Short problem
Take every line from the material that has the word "their" in it.

• • • • • • •

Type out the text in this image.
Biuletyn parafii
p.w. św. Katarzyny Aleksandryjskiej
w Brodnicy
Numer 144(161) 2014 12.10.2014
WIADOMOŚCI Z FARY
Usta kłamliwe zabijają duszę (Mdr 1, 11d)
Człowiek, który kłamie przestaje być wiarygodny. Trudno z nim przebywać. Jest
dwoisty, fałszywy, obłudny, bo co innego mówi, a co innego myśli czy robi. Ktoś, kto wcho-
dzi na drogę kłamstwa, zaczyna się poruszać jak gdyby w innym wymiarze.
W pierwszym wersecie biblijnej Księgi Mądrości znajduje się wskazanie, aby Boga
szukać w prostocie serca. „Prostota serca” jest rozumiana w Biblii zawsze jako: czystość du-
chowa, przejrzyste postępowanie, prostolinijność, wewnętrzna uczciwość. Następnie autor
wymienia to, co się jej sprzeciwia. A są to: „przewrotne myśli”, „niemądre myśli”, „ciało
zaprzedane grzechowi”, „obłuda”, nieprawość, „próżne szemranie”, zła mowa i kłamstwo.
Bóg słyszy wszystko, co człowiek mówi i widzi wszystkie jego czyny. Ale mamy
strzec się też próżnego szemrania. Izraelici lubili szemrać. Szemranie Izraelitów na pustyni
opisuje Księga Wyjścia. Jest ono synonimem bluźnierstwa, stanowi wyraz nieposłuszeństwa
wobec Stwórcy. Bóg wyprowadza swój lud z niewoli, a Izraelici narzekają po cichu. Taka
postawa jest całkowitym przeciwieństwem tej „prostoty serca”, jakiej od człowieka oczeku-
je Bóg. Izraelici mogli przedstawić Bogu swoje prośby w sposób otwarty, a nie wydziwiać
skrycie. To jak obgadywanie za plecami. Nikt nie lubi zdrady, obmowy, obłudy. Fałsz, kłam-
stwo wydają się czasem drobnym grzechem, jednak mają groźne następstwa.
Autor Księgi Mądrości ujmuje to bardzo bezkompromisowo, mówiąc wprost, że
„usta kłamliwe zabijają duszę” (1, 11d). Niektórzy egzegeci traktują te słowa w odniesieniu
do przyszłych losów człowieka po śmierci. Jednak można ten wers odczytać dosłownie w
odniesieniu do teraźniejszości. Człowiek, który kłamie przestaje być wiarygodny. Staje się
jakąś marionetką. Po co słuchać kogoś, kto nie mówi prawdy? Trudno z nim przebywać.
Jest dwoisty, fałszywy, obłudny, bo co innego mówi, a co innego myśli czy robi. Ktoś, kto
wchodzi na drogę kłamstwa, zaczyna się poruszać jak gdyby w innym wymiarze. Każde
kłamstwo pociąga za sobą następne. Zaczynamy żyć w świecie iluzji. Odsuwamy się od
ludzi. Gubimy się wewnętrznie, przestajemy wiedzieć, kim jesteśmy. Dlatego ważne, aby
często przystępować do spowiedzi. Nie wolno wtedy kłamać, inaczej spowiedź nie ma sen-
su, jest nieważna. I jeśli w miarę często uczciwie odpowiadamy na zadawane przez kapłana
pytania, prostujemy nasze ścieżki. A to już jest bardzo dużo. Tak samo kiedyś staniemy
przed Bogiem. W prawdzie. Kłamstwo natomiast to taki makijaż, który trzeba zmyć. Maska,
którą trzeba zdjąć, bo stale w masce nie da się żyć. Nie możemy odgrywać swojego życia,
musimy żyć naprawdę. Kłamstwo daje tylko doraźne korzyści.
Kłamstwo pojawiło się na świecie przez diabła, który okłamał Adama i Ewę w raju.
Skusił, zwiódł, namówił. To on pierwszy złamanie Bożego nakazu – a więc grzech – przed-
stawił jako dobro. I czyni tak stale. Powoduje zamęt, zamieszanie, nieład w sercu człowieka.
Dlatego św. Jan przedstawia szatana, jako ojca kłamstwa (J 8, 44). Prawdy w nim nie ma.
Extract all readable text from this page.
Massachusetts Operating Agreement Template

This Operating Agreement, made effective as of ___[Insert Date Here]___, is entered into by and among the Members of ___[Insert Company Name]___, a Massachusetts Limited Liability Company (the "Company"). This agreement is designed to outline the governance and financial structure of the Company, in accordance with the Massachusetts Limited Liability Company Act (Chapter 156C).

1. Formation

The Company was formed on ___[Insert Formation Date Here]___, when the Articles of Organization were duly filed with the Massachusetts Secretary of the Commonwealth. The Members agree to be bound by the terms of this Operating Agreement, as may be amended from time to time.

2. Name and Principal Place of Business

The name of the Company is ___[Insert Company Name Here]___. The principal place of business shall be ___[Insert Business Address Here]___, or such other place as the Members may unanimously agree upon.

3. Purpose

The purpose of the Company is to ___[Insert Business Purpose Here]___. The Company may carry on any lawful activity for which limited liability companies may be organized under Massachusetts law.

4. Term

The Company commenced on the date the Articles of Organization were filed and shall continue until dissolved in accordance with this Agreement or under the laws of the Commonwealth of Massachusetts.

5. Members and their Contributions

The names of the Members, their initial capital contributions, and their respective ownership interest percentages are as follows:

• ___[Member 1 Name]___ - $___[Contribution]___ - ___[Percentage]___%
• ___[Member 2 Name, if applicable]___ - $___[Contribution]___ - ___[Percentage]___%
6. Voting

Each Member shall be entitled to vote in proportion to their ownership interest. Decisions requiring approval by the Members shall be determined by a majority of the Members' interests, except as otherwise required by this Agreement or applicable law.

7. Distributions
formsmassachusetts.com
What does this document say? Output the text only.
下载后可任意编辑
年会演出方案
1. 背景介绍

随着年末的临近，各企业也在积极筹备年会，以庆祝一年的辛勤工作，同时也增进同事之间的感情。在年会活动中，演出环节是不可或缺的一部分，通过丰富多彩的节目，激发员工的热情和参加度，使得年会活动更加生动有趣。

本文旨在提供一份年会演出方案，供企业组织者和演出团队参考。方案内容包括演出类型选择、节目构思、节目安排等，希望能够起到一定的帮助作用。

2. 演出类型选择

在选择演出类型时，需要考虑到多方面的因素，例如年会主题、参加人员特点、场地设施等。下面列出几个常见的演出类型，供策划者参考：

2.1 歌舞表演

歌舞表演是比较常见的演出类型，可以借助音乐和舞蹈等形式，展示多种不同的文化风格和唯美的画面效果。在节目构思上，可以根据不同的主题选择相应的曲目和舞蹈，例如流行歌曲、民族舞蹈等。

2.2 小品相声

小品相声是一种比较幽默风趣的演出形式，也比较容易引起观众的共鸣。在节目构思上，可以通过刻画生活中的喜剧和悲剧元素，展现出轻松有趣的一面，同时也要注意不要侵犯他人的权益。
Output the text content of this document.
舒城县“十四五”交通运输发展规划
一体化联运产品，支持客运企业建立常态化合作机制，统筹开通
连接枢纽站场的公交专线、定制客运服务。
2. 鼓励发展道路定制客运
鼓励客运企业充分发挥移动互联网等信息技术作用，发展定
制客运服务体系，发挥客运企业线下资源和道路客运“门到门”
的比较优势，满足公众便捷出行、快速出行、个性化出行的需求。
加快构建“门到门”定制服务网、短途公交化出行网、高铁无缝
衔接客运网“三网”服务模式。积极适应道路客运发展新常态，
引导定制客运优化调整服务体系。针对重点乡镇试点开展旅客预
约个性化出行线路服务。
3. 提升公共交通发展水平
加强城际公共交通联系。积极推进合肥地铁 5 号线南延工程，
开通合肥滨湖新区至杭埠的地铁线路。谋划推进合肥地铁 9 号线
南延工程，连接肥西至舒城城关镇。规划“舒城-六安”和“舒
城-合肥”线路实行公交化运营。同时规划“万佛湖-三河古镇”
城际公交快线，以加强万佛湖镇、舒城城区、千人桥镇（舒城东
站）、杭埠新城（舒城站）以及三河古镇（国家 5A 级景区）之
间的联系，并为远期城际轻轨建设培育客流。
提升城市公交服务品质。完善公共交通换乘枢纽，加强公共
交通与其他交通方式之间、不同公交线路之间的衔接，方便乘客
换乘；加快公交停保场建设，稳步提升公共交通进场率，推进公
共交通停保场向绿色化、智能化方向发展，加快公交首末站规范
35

• • • • • • •

Answer for the task
5. Members and their Contributions
The names of the Members, their initial capital contributions, and their respective ownership interest percentages are as follows:
Each Member shall be entitled to vote in proportion to their ownership interest. Decisions requiring approval by the Members shall be determined by a majority of the Members' interests, except as otherwise required by this Agreement or applicable law.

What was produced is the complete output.